Exercise description: Pick out the lines below that contain the string "escritório" and copy them all.

Material for the task:
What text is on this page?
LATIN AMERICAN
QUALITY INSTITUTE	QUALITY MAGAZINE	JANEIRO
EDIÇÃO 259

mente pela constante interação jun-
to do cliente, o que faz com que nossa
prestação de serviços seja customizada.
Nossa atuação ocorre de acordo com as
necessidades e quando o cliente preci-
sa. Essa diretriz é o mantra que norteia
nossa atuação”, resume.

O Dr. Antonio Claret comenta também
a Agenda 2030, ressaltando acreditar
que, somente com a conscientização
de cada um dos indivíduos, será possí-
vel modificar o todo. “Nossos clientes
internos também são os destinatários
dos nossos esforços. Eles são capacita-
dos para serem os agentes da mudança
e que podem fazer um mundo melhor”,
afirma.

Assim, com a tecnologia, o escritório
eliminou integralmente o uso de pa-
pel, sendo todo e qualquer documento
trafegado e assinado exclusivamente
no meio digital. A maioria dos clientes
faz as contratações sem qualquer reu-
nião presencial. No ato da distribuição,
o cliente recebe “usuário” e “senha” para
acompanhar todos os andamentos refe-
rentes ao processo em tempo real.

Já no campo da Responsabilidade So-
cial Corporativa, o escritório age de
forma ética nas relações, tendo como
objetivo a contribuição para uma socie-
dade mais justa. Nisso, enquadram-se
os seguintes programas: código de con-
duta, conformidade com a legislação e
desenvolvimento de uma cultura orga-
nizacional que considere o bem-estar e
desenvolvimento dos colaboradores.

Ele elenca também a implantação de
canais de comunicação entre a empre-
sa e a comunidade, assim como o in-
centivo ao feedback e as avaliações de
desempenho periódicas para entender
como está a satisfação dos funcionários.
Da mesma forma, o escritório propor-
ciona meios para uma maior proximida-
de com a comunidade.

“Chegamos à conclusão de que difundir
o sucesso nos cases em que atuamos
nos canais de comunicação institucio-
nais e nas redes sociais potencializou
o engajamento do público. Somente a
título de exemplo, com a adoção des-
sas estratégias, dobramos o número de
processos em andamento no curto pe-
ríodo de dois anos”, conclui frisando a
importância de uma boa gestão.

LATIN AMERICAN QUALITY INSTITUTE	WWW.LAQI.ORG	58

Output below:
Assim, com a tecnologia, o escritório
cial Corporativa, o escritório age de
Da mesma forma, o escritório propor-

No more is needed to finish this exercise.